§ **TASK REQUIREMENTS**: Collect from the data below each line with "Aceleración".

Collection entries

* * *

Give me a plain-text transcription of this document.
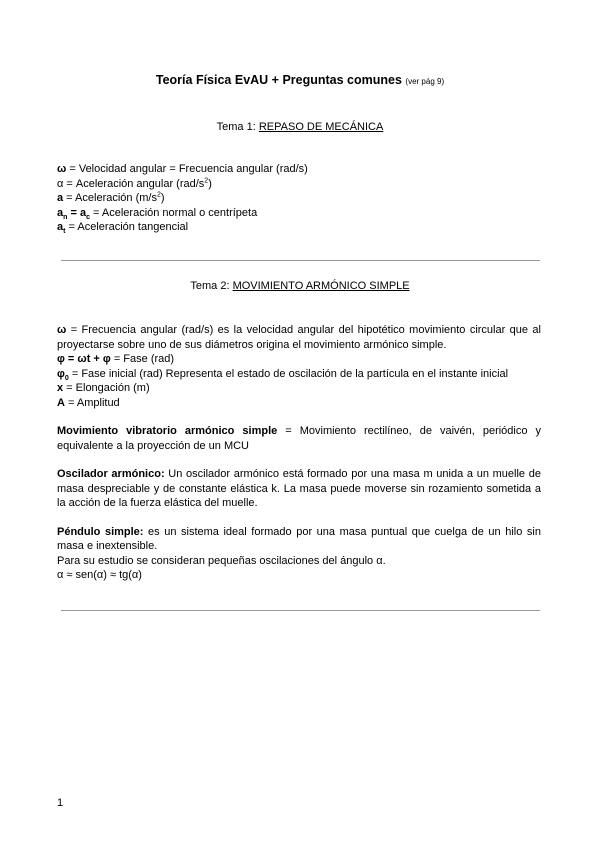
Teoría Física EvAU + Preguntas comunes (ver pág 9)
Tema 1: REPASO DE MECÁNICA
ω = Velocidad angular = Frecuencia angular (rad/s)
α = Aceleración angular $(rad/s^2)$
a = Aceleración $(m/s^2)$
$a_n = a_c$ = Aceleración normal o centrípeta
$a_t$ = Aceleración tangencial
Tema 2: MOVIMIENTO ARMÓNICO SIMPLE
ω = Frecuencia angular (rad/s) es la velocidad angular del hipotético movimiento circular que al proyectarse sobre uno de sus diámetros origina el movimiento armónico simple.
φ = ωt + φ = Fase (rad)
$\varphi_0$ = Fase inicial (rad) Representa el estado de oscilación de la partícula en el instante inicial
x = Elongación (m)
A = Amplitud
Movimiento vibratorio armónico simple = Movimiento rectilíneo, de vaivén, periódico y equivalente a la proyección de un MCU
Oscilador armónico: Un oscilador armónico está formado por una masa m unida a un muelle de masa despreciable y de constante elástica k. La masa puede moverse sin rozamiento sometida a la acción de la fuerza elástica del muelle.
Péndulo simple: es un sistema ideal formado por una masa puntual que cuelga de un hilo sin masa e inextensible.
Para su estudio se consideran pequeñas oscilaciones del ángulo α.
α ≈ sen(α) ≈ tg(α)
1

* * *

§ **REPLY**:
α = Aceleración angular $(rad/s^2)$
a = Aceleración $(m/s^2)$
$a_n = a_c$ = Aceleración normal o centrípeta
$a_t$ = Aceleración tangencial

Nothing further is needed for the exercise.